▶ _Required task_: Count how many lines of the material contain the string "payloads", then give that number and nothing more.

==============================

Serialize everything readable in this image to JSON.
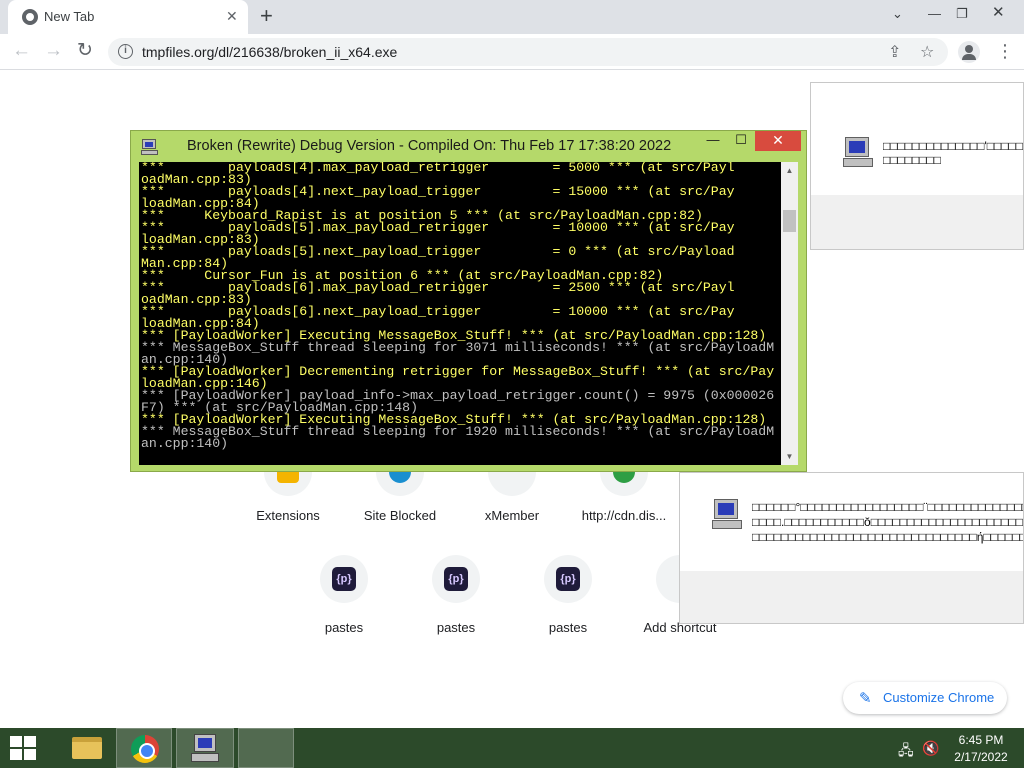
{
  "browser": {
    "tab_title": "New Tab",
    "url": "tmpfiles.org/dl/216638/broken_ii_x64.exe",
    "customize_label": "Customize Chrome"
  },
  "shortcuts": [
    {
      "label": "Extensions",
      "icon": "puzzle-icon"
    },
    {
      "label": "Site Blocked",
      "icon": "globe-icon"
    },
    {
      "label": "xMember",
      "icon": "site-icon"
    },
    {
      "label": "http://cdn.dis...",
      "icon": "site-icon"
    },
    {
      "label": "pastes",
      "icon": "p-icon",
      "glyph": "{p}"
    },
    {
      "label": "pastes",
      "icon": "p-icon",
      "glyph": "{p}"
    },
    {
      "label": "pastes",
      "icon": "p-icon",
      "glyph": "{p}"
    },
    {
      "label": "Add shortcut",
      "icon": "plus-icon"
    }
  ],
  "console": {
    "title": "Broken (Rewrite) Debug Version - Compiled On: Thu Feb 17 17:38:20 2022",
    "lines": [
      {
        "text": "***        payloads[4].max_payload_retrigger        = 5000 *** (at src/Payl",
        "style": "yellow"
      },
      {
        "text": "oadMan.cpp:83)",
        "style": "yellow"
      },
      {
        "text": "***        payloads[4].next_payload_trigger         = 15000 *** (at src/Pay",
        "style": "yellow"
      },
      {
        "text": "loadMan.cpp:84)",
        "style": "yellow"
      },
      {
        "text": "***     Keyboard_Rapist is at position 5 *** (at src/PayloadMan.cpp:82)",
        "style": "yellow"
      },
      {
        "text": "***        payloads[5].max_payload_retrigger        = 10000 *** (at src/Pay",
        "style": "yellow"
      },
      {
        "text": "loadMan.cpp:83)",
        "style": "yellow"
      },
      {
        "text": "***        payloads[5].next_payload_trigger         = 0 *** (at src/Payload",
        "style": "yellow"
      },
      {
        "text": "Man.cpp:84)",
        "style": "yellow"
      },
      {
        "text": "***     Cursor_Fun is at position 6 *** (at src/PayloadMan.cpp:82)",
        "style": "yellow"
      },
      {
        "text": "***        payloads[6].max_payload_retrigger        = 2500 *** (at src/Payl",
        "style": "yellow"
      },
      {
        "text": "oadMan.cpp:83)",
        "style": "yellow"
      },
      {
        "text": "***        payloads[6].next_payload_trigger         = 10000 *** (at src/Pay",
        "style": "yellow"
      },
      {
        "text": "loadMan.cpp:84)",
        "style": "yellow"
      },
      {
        "text": "*** [PayloadWorker] Executing MessageBox_Stuff! *** (at src/PayloadMan.cpp:128)",
        "style": "yellow"
      },
      {
        "text": "*** MessageBox_Stuff thread sleeping for 3071 milliseconds! *** (at src/PayloadM",
        "style": "grey"
      },
      {
        "text": "an.cpp:140)",
        "style": "grey"
      },
      {
        "text": "*** [PayloadWorker] Decrementing retrigger for MessageBox_Stuff! *** (at src/Pay",
        "style": "yellow"
      },
      {
        "text": "loadMan.cpp:146)",
        "style": "yellow"
      },
      {
        "text": "*** [PayloadWorker] payload_info->max_payload_retrigger.count() = 9975 (0x000026",
        "style": "grey"
      },
      {
        "text": "F7) *** (at src/PayloadMan.cpp:148)",
        "style": "grey"
      },
      {
        "text": "*** [PayloadWorker] Executing MessageBox_Stuff! *** (at src/PayloadMan.cpp:128)",
        "style": "yellow"
      },
      {
        "text": "*** MessageBox_Stuff thread sleeping for 1920 milliseconds! *** (at src/PayloadM",
        "style": "grey"
      },
      {
        "text": "an.cpp:140)",
        "style": "grey"
      }
    ]
  },
  "msgbox_top": {
    "line1": "□□□□□□□□□□□□□□'□□□□□",
    "line2": "□□□□□□□□"
  },
  "msgbox_bottom": {
    "line1": "□□□□□□°□□□□□□□□□□□□□□□□□¨□□□□□□□□□□□□□□□□",
    "line2": "□□□□.□□□□□□□□□□□ŏ□□□□□□□□□□□□□□□□□□□□□□□□",
    "line3": "□□□□□□□□□□□□□□□□□□□□□□□□□□□□□□□ή□□□□□□□□"
  },
  "taskbar": {
    "time": "6:45 PM",
    "date": "2/17/2022"
  },
  "colors": {
    "console_frame": "#b5d96a",
    "console_text": "#ffff66",
    "taskbar": "#2c4a2a",
    "accent": "#1a73e8"
  }
}
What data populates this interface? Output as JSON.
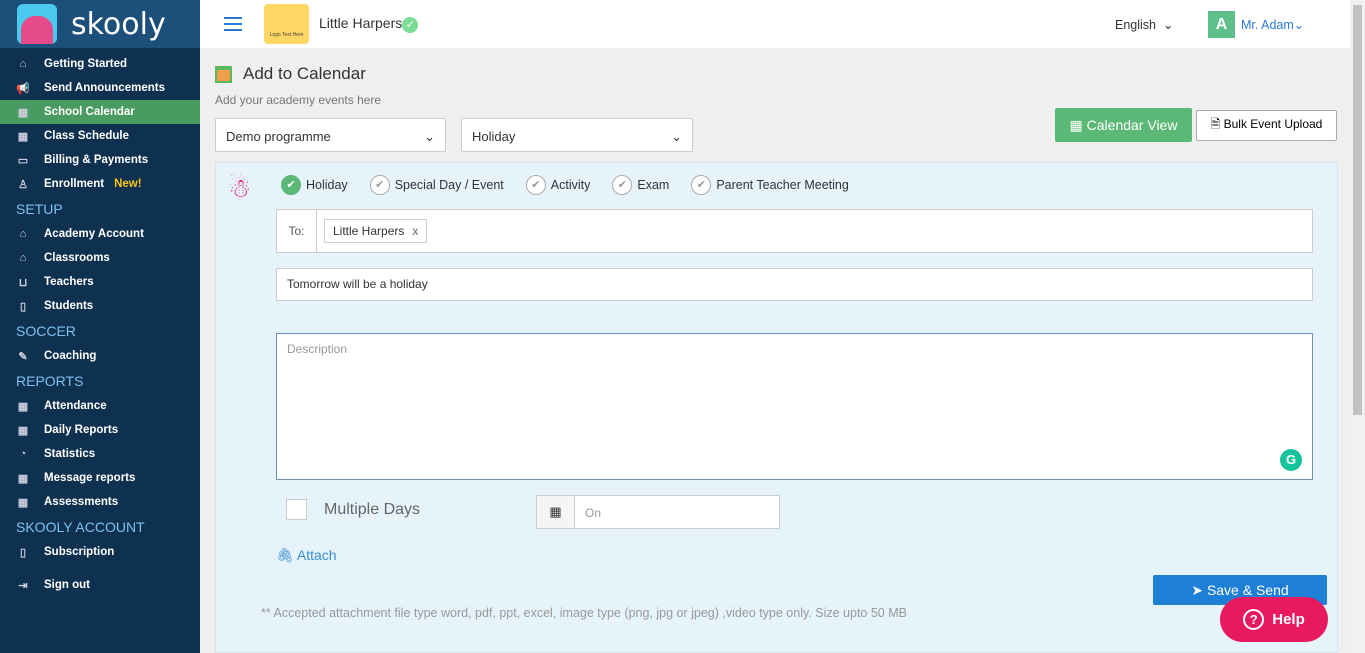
{
  "brand": "skooly",
  "sidebar": {
    "items": [
      {
        "label": "Getting Started",
        "icon": "⌂"
      },
      {
        "label": "Send Announcements",
        "icon": "📢"
      },
      {
        "label": "School Calendar",
        "icon": "▦",
        "active": true
      },
      {
        "label": "Class Schedule",
        "icon": "▦"
      },
      {
        "label": "Billing & Payments",
        "icon": "▭"
      },
      {
        "label": "Enrollment",
        "icon": "♙",
        "badge": "New!"
      }
    ],
    "setup_title": "SETUP",
    "setup": [
      {
        "label": "Academy Account",
        "icon": "⌂"
      },
      {
        "label": "Classrooms",
        "icon": "⌂"
      },
      {
        "label": "Teachers",
        "icon": "⊔"
      },
      {
        "label": "Students",
        "icon": "▯"
      }
    ],
    "soccer_title": "SOCCER",
    "soccer": [
      {
        "label": "Coaching",
        "icon": "✎"
      }
    ],
    "reports_title": "REPORTS",
    "reports": [
      {
        "label": "Attendance",
        "icon": "▦"
      },
      {
        "label": "Daily Reports",
        "icon": "▦"
      },
      {
        "label": "Statistics",
        "icon": "◔"
      },
      {
        "label": "Message reports",
        "icon": "▦"
      },
      {
        "label": "Assessments",
        "icon": "▦"
      }
    ],
    "account_title": "SKOOLY ACCOUNT",
    "account": [
      {
        "label": "Subscription",
        "icon": "▯"
      }
    ],
    "signout": "Sign out"
  },
  "header": {
    "school": "Little Harpers",
    "logo_text": "Logo Text Here",
    "language": "English",
    "avatar": "A",
    "user": "Mr. Adam"
  },
  "page": {
    "title": "Add to Calendar",
    "subtitle": "Add your academy events here",
    "programme": "Demo programme",
    "event_type": "Holiday",
    "calendar_view": "Calendar View",
    "bulk_upload": "Bulk Event Upload"
  },
  "form": {
    "types": [
      {
        "label": "Holiday",
        "checked": true
      },
      {
        "label": "Special Day / Event"
      },
      {
        "label": "Activity"
      },
      {
        "label": "Exam"
      },
      {
        "label": "Parent Teacher Meeting"
      }
    ],
    "to_label": "To:",
    "recipient": "Little Harpers",
    "remove": "x",
    "subject": "Tomorrow will be a holiday",
    "description_placeholder": "Description",
    "multiple_days": "Multiple Days",
    "date_placeholder": "On",
    "attach": "Attach",
    "save": "Save & Send",
    "note": "** Accepted attachment file type word, pdf, ppt, excel, image type (png, jpg or jpeg) ,video type only. Size upto 50 MB"
  },
  "help": "Help"
}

==============================

▶ _Full response_: 6